**Dataset records**
-- -- --
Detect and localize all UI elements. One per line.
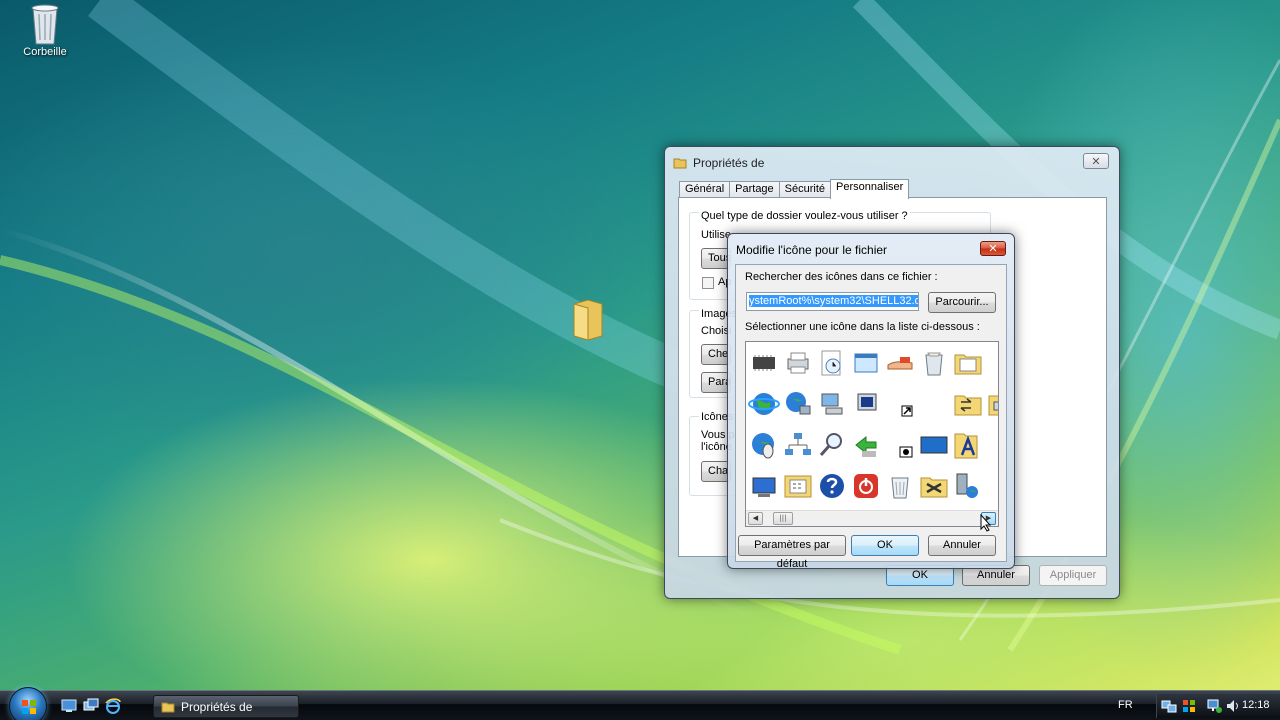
search-icons-label: Rechercher des icônes dans ce fichier : — [745, 271, 938, 283]
recycle-bin-label: Corbeille — [23, 46, 67, 58]
folder-fonts-icon[interactable] — [952, 429, 984, 461]
close-button[interactable]: ✕ — [1083, 153, 1109, 169]
browse-button[interactable]: Parcourir... — [928, 292, 996, 313]
scroll-left-icon: ◀ — [752, 514, 759, 522]
desktop-folder[interactable] — [570, 296, 606, 342]
shutdown-icon[interactable] — [850, 470, 882, 502]
dialog-cancel-button[interactable]: Annuler — [928, 535, 996, 556]
hand-share-icon[interactable] — [884, 347, 916, 379]
folder-icon — [573, 299, 603, 341]
globe-icon[interactable] — [748, 388, 780, 420]
tab-customize[interactable]: Personnaliser — [830, 179, 910, 199]
recycle-bin-empty-icon[interactable] — [884, 470, 916, 502]
mouse-cursor-icon — [980, 514, 992, 532]
close-icon: ✕ — [1091, 154, 1101, 168]
switch-windows-icon[interactable] — [83, 698, 99, 714]
folder-share-icon[interactable] — [952, 388, 984, 420]
notification-area: 12:18 — [1156, 694, 1280, 718]
clock[interactable]: 12:18 — [1242, 699, 1270, 711]
internet-explorer-icon[interactable] — [105, 698, 121, 714]
server-globe-icon[interactable] — [952, 470, 984, 502]
folder-icon — [161, 702, 175, 712]
calculator-folder-icon[interactable] — [952, 347, 984, 379]
network-tree-icon[interactable] — [782, 429, 814, 461]
folder-print-icon[interactable] — [986, 388, 998, 420]
windows-flag-icon[interactable] — [1181, 698, 1197, 714]
volume-icon[interactable] — [1225, 698, 1241, 714]
select-icon-label: Sélectionner une icône dans la liste ci-… — [745, 321, 980, 333]
dialog-ok-button[interactable]: OK — [851, 535, 919, 556]
arrow-back-icon[interactable] — [850, 429, 882, 461]
help-icon[interactable] — [816, 470, 848, 502]
change-icon-titlebar[interactable]: Modifie l'icône pour le fichier — [736, 240, 1006, 260]
close-icon: ✕ — [988, 242, 998, 255]
recycle-bin[interactable]: Corbeille — [14, 2, 76, 58]
clock-document-icon[interactable] — [816, 347, 848, 379]
grip-icon: ||| — [779, 514, 787, 522]
apply-button: Appliquer — [1039, 565, 1107, 586]
windows-logo-icon — [22, 700, 36, 714]
folder-calc-icon[interactable] — [782, 470, 814, 502]
folder-tools-icon[interactable] — [918, 470, 950, 502]
icon-grid — [746, 342, 998, 510]
network-status-icon[interactable] — [1207, 698, 1223, 714]
printer-icon[interactable] — [782, 347, 814, 379]
network-globe-icon[interactable] — [782, 388, 814, 420]
taskbar: Propriétés de FR 12:18 — [0, 687, 1280, 720]
globe-mouse-icon[interactable] — [748, 429, 780, 461]
folder-half-icon[interactable] — [986, 429, 998, 461]
icon-file-path-input[interactable]: ystemRoot%\system32\SHELL32.dll — [746, 292, 919, 311]
show-desktop-icon[interactable] — [61, 698, 77, 714]
magnifier-icon[interactable] — [816, 429, 848, 461]
desktop: Corbeille Propriétés de ✕ Général Partag… — [0, 0, 1280, 690]
change-icon-title: Modifie l'icône pour le fichier — [736, 243, 888, 257]
network-icon[interactable] — [1161, 698, 1177, 714]
properties-titlebar[interactable]: Propriétés de — [673, 153, 1111, 173]
recycle-bin-full-icon[interactable] — [918, 347, 950, 379]
horizontal-scrollbar[interactable]: ◀ ||| ▶ — [746, 510, 998, 526]
icon-file-path-value: ystemRoot%\system32\SHELL32.dll — [749, 295, 918, 307]
language-indicator[interactable]: FR — [1118, 699, 1133, 711]
restore-defaults-button[interactable]: Paramètres par défaut — [738, 535, 846, 570]
apply-subfolders-checkbox[interactable] — [702, 277, 714, 289]
shortcut-arrow-icon[interactable] — [884, 388, 916, 420]
chip-icon[interactable] — [748, 347, 780, 379]
scroll-thumb[interactable]: ||| — [773, 512, 793, 525]
taskbar-properties-button[interactable]: Propriétés de — [153, 695, 299, 718]
monitor-blue-icon[interactable] — [918, 429, 950, 461]
folder-icon — [673, 158, 687, 169]
taskbar-properties-label: Propriétés de — [181, 699, 253, 714]
change-icon-body: Rechercher des icônes dans ce fichier : … — [735, 264, 1007, 570]
window-icon[interactable] — [850, 347, 882, 379]
monitor-remote-icon[interactable] — [850, 388, 882, 420]
folder-partial-icon[interactable] — [986, 470, 998, 502]
shortcut-camera-icon[interactable] — [884, 429, 916, 461]
phone-icon[interactable] — [986, 347, 998, 379]
scroll-left-button[interactable]: ◀ — [748, 512, 763, 525]
start-button[interactable] — [9, 687, 47, 720]
folder-type-question: Quel type de dossier voulez-vous utilise… — [699, 210, 910, 222]
blank-icon[interactable] — [918, 388, 950, 420]
properties-tabs: Général Partage Sécurité Personnaliser — [679, 179, 910, 199]
properties-title: Propriétés de — [693, 156, 765, 170]
recycle-bin-icon — [31, 4, 59, 45]
close-button[interactable]: ✕ — [980, 241, 1006, 256]
pc-network-icon[interactable] — [816, 388, 848, 420]
change-icon-dialog: Modifie l'icône pour le fichier ✕ Recher… — [727, 233, 1015, 570]
computer-desktop-icon[interactable] — [748, 470, 780, 502]
icon-list[interactable]: ◀ ||| ▶ — [745, 341, 999, 527]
-- -- --
**AIM OF THE EXERCISE**
Reproduce all of the lines above without changing anything, and leave the pictures out of your copy.

**RESULT BELOW**
Detect and localize all UI elements. One per line.
search-icons-label: Rechercher des icônes dans ce fichier : — [745, 271, 938, 283]
recycle-bin-label: Corbeille — [23, 46, 67, 58]
folder-fonts-icon[interactable] — [952, 429, 984, 461]
close-button[interactable]: ✕ — [1083, 153, 1109, 169]
browse-button[interactable]: Parcourir... — [928, 292, 996, 313]
scroll-left-icon: ◀ — [752, 514, 759, 522]
desktop-folder[interactable] — [570, 296, 606, 342]
shutdown-icon[interactable] — [850, 470, 882, 502]
dialog-cancel-button[interactable]: Annuler — [928, 535, 996, 556]
hand-share-icon[interactable] — [884, 347, 916, 379]
folder-icon — [573, 299, 603, 341]
globe-icon[interactable] — [748, 388, 780, 420]
tab-customize[interactable]: Personnaliser — [830, 179, 910, 199]
recycle-bin-empty-icon[interactable] — [884, 470, 916, 502]
mouse-cursor-icon — [980, 514, 992, 532]
close-icon: ✕ — [1091, 154, 1101, 168]
switch-windows-icon[interactable] — [83, 698, 99, 714]
folder-share-icon[interactable] — [952, 388, 984, 420]
notification-area: 12:18 — [1156, 694, 1280, 718]
clock[interactable]: 12:18 — [1242, 699, 1270, 711]
internet-explorer-icon[interactable] — [105, 698, 121, 714]
server-globe-icon[interactable] — [952, 470, 984, 502]
folder-icon — [161, 702, 175, 712]
calculator-folder-icon[interactable] — [952, 347, 984, 379]
network-tree-icon[interactable] — [782, 429, 814, 461]
folder-print-icon[interactable] — [986, 388, 998, 420]
windows-flag-icon[interactable] — [1181, 698, 1197, 714]
volume-icon[interactable] — [1225, 698, 1241, 714]
select-icon-label: Sélectionner une icône dans la liste ci-… — [745, 321, 980, 333]
dialog-ok-button[interactable]: OK — [851, 535, 919, 556]
arrow-back-icon[interactable] — [850, 429, 882, 461]
help-icon[interactable] — [816, 470, 848, 502]
change-icon-titlebar[interactable]: Modifie l'icône pour le fichier — [736, 240, 1006, 260]
close-icon: ✕ — [988, 242, 998, 255]
recycle-bin[interactable]: Corbeille — [14, 2, 76, 58]
clock-document-icon[interactable] — [816, 347, 848, 379]
grip-icon: ||| — [779, 514, 787, 522]
apply-button: Appliquer — [1039, 565, 1107, 586]
windows-logo-icon — [22, 700, 36, 714]
folder-calc-icon[interactable] — [782, 470, 814, 502]
folder-tools-icon[interactable] — [918, 470, 950, 502]
icon-grid — [746, 342, 998, 510]
network-status-icon[interactable] — [1207, 698, 1223, 714]
printer-icon[interactable] — [782, 347, 814, 379]
network-globe-icon[interactable] — [782, 388, 814, 420]
taskbar: Propriétés de FR 12:18 — [0, 687, 1280, 720]
globe-mouse-icon[interactable] — [748, 429, 780, 461]
folder-half-icon[interactable] — [986, 429, 998, 461]
icon-file-path-input[interactable]: ystemRoot%\system32\SHELL32.dll — [746, 292, 919, 311]
show-desktop-icon[interactable] — [61, 698, 77, 714]
magnifier-icon[interactable] — [816, 429, 848, 461]
desktop: Corbeille Propriétés de ✕ Général Partag… — [0, 0, 1280, 690]
change-icon-title: Modifie l'icône pour le fichier — [736, 243, 888, 257]
network-icon[interactable] — [1161, 698, 1177, 714]
properties-titlebar[interactable]: Propriétés de — [673, 153, 1111, 173]
recycle-bin-full-icon[interactable] — [918, 347, 950, 379]
horizontal-scrollbar[interactable]: ◀ ||| ▶ — [746, 510, 998, 526]
icon-file-path-value: ystemRoot%\system32\SHELL32.dll — [749, 295, 918, 307]
language-indicator[interactable]: FR — [1118, 699, 1133, 711]
restore-defaults-button[interactable]: Paramètres par défaut — [738, 535, 846, 570]
apply-subfolders-checkbox[interactable] — [702, 277, 714, 289]
shortcut-arrow-icon[interactable] — [884, 388, 916, 420]
chip-icon[interactable] — [748, 347, 780, 379]
scroll-thumb[interactable]: ||| — [773, 512, 793, 525]
taskbar-properties-button[interactable]: Propriétés de — [153, 695, 299, 718]
monitor-blue-icon[interactable] — [918, 429, 950, 461]
folder-icon — [673, 158, 687, 169]
taskbar-properties-label: Propriétés de — [181, 699, 253, 714]
change-icon-body: Rechercher des icônes dans ce fichier : … — [735, 264, 1007, 570]
window-icon[interactable] — [850, 347, 882, 379]
monitor-remote-icon[interactable] — [850, 388, 882, 420]
folder-partial-icon[interactable] — [986, 470, 998, 502]
shortcut-camera-icon[interactable] — [884, 429, 916, 461]
phone-icon[interactable] — [986, 347, 998, 379]
scroll-left-button[interactable]: ◀ — [748, 512, 763, 525]
start-button[interactable] — [9, 687, 47, 720]
folder-type-question: Quel type de dossier voulez-vous utilise… — [699, 210, 910, 222]
blank-icon[interactable] — [918, 388, 950, 420]
properties-tabs: Général Partage Sécurité Personnaliser — [679, 179, 910, 199]
properties-title: Propriétés de — [693, 156, 765, 170]
recycle-bin-icon — [31, 4, 59, 45]
close-button[interactable]: ✕ — [980, 241, 1006, 256]
pc-network-icon[interactable] — [816, 388, 848, 420]
change-icon-dialog: Modifie l'icône pour le fichier ✕ Recher… — [727, 233, 1015, 570]
computer-desktop-icon[interactable] — [748, 470, 780, 502]
icon-list[interactable]: ◀ ||| ▶ — [745, 341, 999, 527]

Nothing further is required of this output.